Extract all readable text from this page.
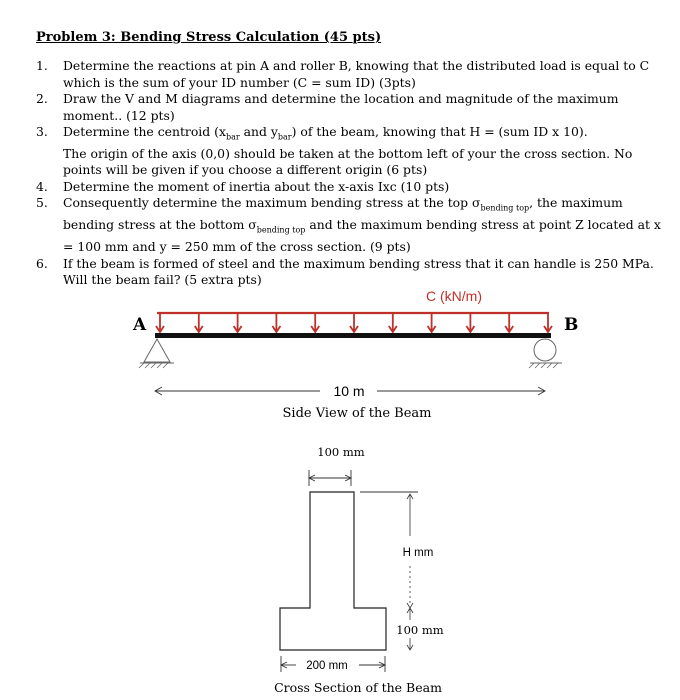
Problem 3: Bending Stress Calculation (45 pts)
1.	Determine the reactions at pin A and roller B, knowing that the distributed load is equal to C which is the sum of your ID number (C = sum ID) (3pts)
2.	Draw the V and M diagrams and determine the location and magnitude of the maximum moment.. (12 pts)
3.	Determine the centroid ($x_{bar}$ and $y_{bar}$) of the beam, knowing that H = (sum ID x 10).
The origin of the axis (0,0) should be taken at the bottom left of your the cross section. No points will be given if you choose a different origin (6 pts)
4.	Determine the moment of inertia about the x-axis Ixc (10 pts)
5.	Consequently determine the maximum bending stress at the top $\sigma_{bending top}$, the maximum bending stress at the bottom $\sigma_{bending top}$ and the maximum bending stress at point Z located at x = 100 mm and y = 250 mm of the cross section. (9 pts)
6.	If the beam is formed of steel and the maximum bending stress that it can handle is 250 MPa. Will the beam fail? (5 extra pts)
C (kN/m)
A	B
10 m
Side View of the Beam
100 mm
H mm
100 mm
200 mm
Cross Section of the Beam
• • •
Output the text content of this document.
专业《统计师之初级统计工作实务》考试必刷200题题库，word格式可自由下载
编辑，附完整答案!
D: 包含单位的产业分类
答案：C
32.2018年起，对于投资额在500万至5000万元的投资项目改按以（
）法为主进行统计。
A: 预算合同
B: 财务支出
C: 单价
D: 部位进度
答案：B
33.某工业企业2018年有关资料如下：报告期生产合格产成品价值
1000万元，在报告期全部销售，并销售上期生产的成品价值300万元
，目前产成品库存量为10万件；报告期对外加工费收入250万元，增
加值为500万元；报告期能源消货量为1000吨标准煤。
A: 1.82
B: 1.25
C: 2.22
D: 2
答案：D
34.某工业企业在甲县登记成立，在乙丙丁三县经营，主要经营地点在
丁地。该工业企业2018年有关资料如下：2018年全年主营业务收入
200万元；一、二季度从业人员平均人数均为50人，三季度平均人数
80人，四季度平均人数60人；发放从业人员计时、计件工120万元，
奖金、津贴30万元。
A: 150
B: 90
• • •
Scan the data for the word "text" and copy every line where it shows up.

Extract all readable text from this page.
Output the text content of this document.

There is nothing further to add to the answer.